-- begin INPUT MATERIAL --
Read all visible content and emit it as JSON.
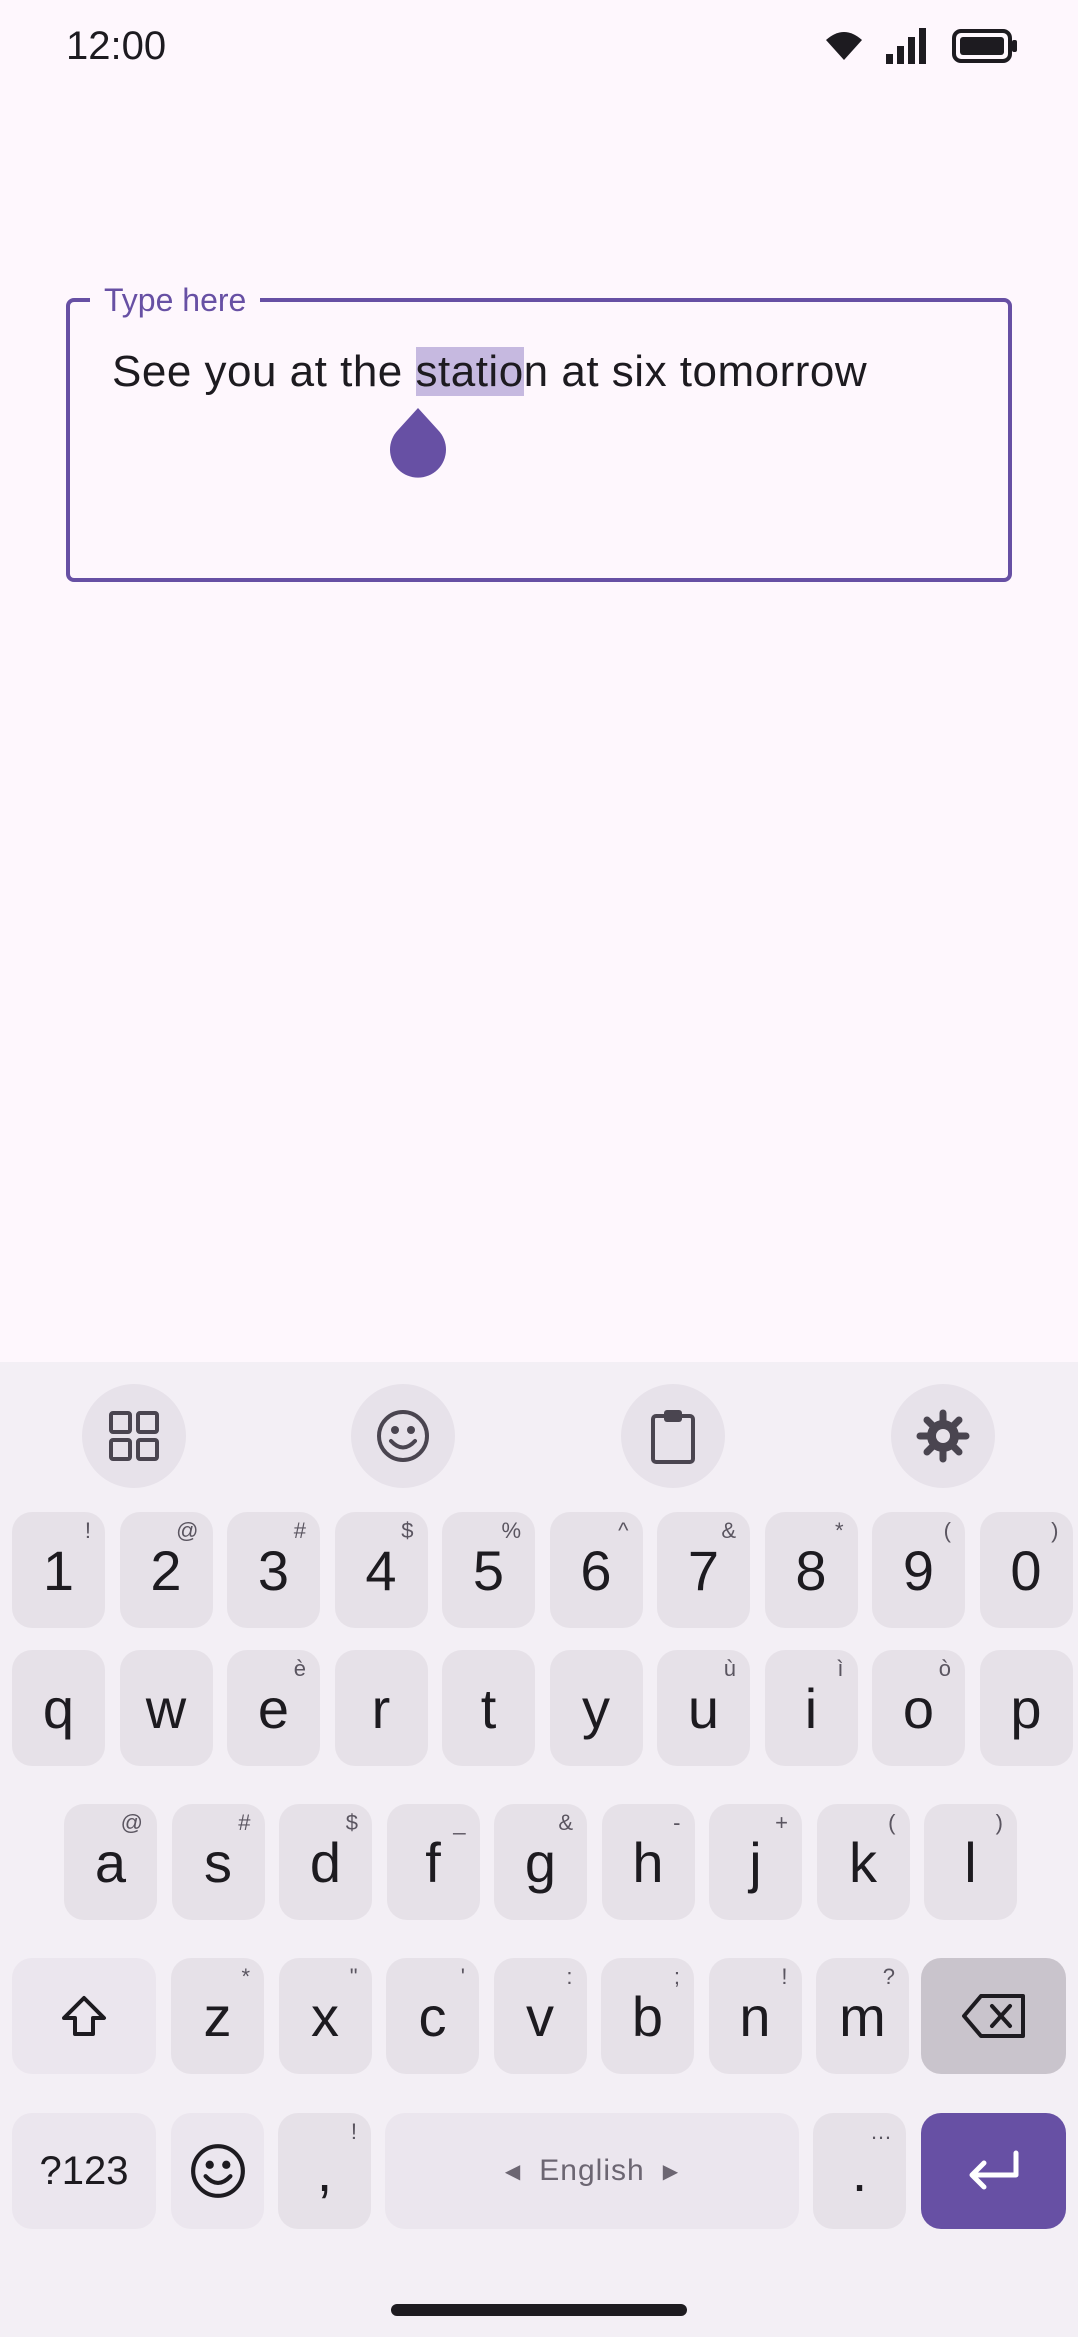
{
  "status": {
    "time": "12:00"
  },
  "field": {
    "label": "Type here",
    "text_before": "See you at the ",
    "text_selected": "statio",
    "text_after": "n at six tomorrow"
  },
  "keyboard": {
    "row_numbers": [
      {
        "main": "1",
        "hint": "!"
      },
      {
        "main": "2",
        "hint": "@"
      },
      {
        "main": "3",
        "hint": "#"
      },
      {
        "main": "4",
        "hint": "$"
      },
      {
        "main": "5",
        "hint": "%"
      },
      {
        "main": "6",
        "hint": "^"
      },
      {
        "main": "7",
        "hint": "&"
      },
      {
        "main": "8",
        "hint": "*"
      },
      {
        "main": "9",
        "hint": "("
      },
      {
        "main": "0",
        "hint": ")"
      }
    ],
    "row_q": [
      {
        "main": "q",
        "hint": ""
      },
      {
        "main": "w",
        "hint": ""
      },
      {
        "main": "e",
        "hint": "è"
      },
      {
        "main": "r",
        "hint": ""
      },
      {
        "main": "t",
        "hint": ""
      },
      {
        "main": "y",
        "hint": ""
      },
      {
        "main": "u",
        "hint": "ù"
      },
      {
        "main": "i",
        "hint": "ì"
      },
      {
        "main": "o",
        "hint": "ò"
      },
      {
        "main": "p",
        "hint": ""
      }
    ],
    "row_a": [
      {
        "main": "a",
        "hint": "@"
      },
      {
        "main": "s",
        "hint": "#"
      },
      {
        "main": "d",
        "hint": "$"
      },
      {
        "main": "f",
        "hint": "_"
      },
      {
        "main": "g",
        "hint": "&"
      },
      {
        "main": "h",
        "hint": "-"
      },
      {
        "main": "j",
        "hint": "+"
      },
      {
        "main": "k",
        "hint": "("
      },
      {
        "main": "l",
        "hint": ")"
      }
    ],
    "row_z": [
      {
        "main": "z",
        "hint": "*"
      },
      {
        "main": "x",
        "hint": "\""
      },
      {
        "main": "c",
        "hint": "'"
      },
      {
        "main": "v",
        "hint": ":"
      },
      {
        "main": "b",
        "hint": ";"
      },
      {
        "main": "n",
        "hint": "!"
      },
      {
        "main": "m",
        "hint": "?"
      }
    ],
    "symbols_label": "?123",
    "comma": {
      "main": ",",
      "hint": "!"
    },
    "space_label": "English",
    "period": {
      "main": ".",
      "hint": "…"
    }
  },
  "colors": {
    "accent": "#6750a4",
    "selection": "#c6b9e0",
    "key": "#e6e1e8",
    "background": "#fef7fd"
  }
}
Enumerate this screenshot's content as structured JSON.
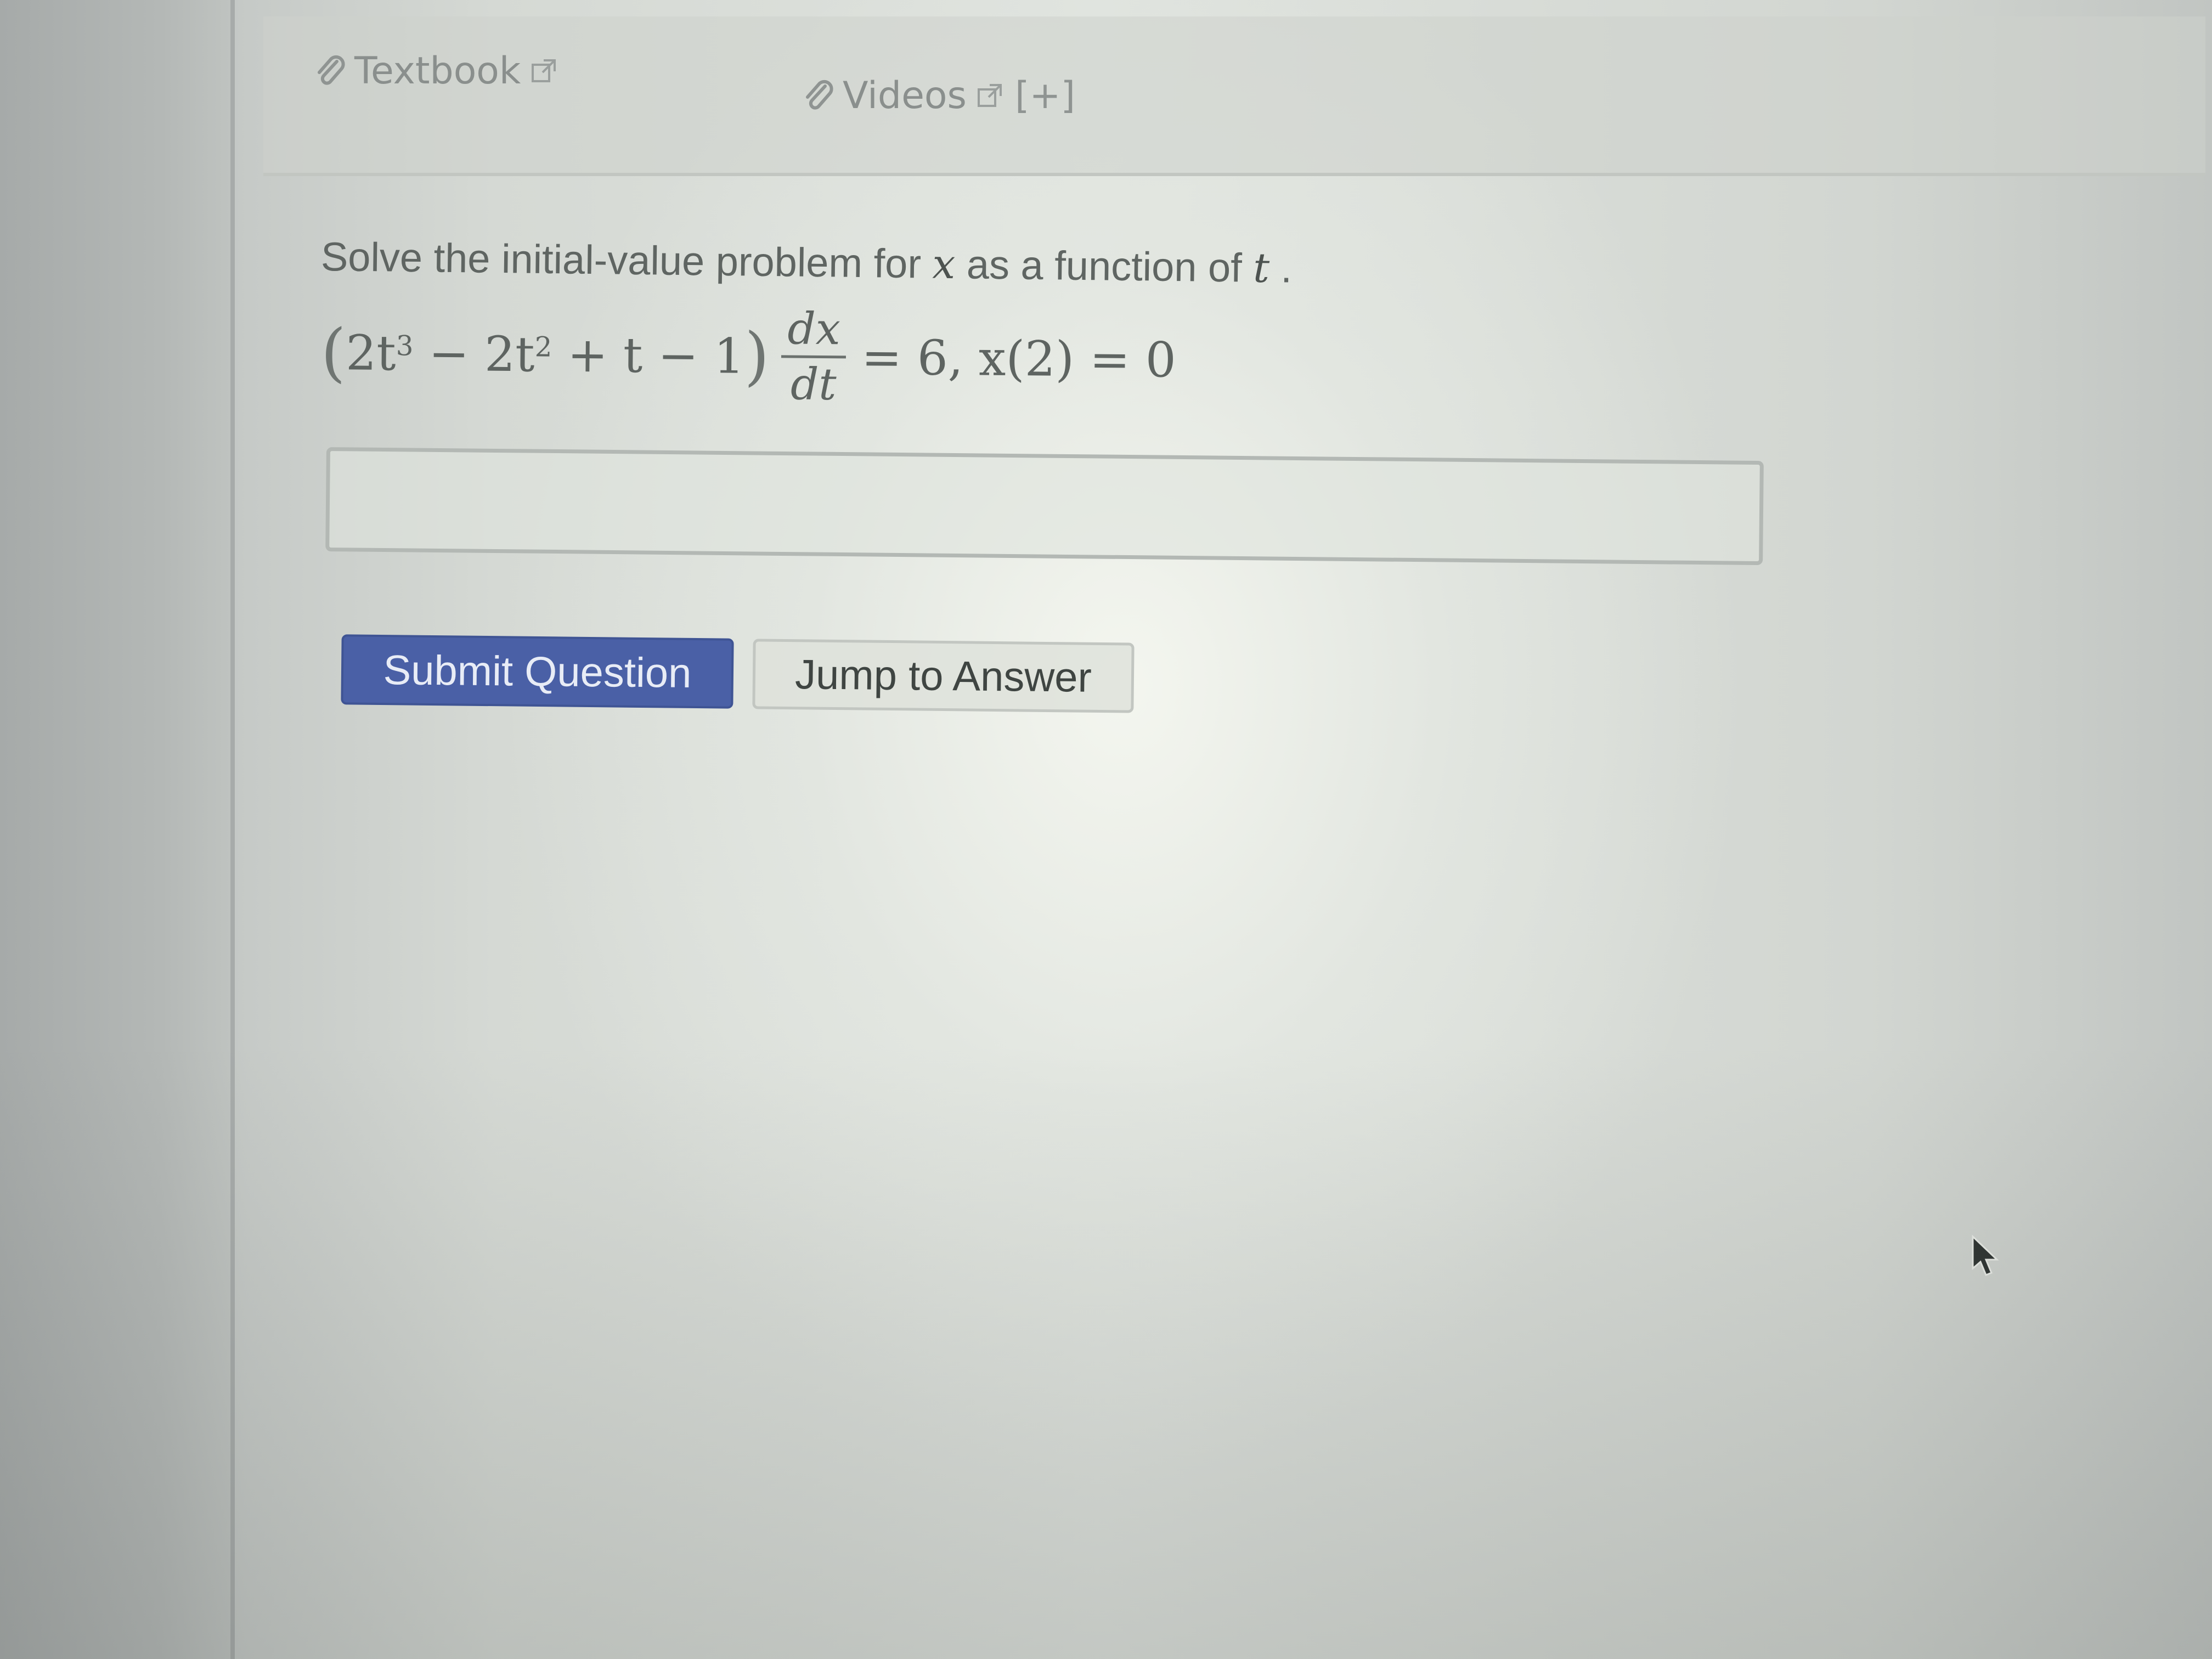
{
  "resources": {
    "textbook_label": "Textbook",
    "videos_label": "Videos",
    "expand_label": "[+]"
  },
  "question": {
    "prompt_before": "Solve the initial-value problem for",
    "prompt_var": "x",
    "prompt_middle": "as a function of",
    "prompt_var2": "t",
    "prompt_end": ".",
    "eq_open": "(",
    "eq_term1": "2t",
    "eq_exp1": "3",
    "eq_op1": " − ",
    "eq_term2": "2t",
    "eq_exp2": "2",
    "eq_rest_inner": " + t − 1",
    "eq_close": ")",
    "frac_num": "dx",
    "frac_den": "dt",
    "eq_rhs": "= 6, x(2) = 0"
  },
  "answer": {
    "value": ""
  },
  "buttons": {
    "submit_label": "Submit Question",
    "jump_label": "Jump to Answer"
  },
  "colors": {
    "submit_bg": "#4a60a6",
    "link_gray": "#8a8f8d"
  }
}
-- end INPUT MATERIAL --
The lines to write out run from the one containing "Enumerate this screenshot's" through the final line of the material above, both included; write them out exactly, with no pictures.

Enumerate this screenshot's content as structured JSON.
{
  "resources": {
    "textbook_label": "Textbook",
    "videos_label": "Videos",
    "expand_label": "[+]"
  },
  "question": {
    "prompt_before": "Solve the initial-value problem for",
    "prompt_var": "x",
    "prompt_middle": "as a function of",
    "prompt_var2": "t",
    "prompt_end": ".",
    "eq_open": "(",
    "eq_term1": "2t",
    "eq_exp1": "3",
    "eq_op1": " − ",
    "eq_term2": "2t",
    "eq_exp2": "2",
    "eq_rest_inner": " + t − 1",
    "eq_close": ")",
    "frac_num": "dx",
    "frac_den": "dt",
    "eq_rhs": "= 6, x(2) = 0"
  },
  "answer": {
    "value": ""
  },
  "buttons": {
    "submit_label": "Submit Question",
    "jump_label": "Jump to Answer"
  },
  "colors": {
    "submit_bg": "#4a60a6",
    "link_gray": "#8a8f8d"
  }
}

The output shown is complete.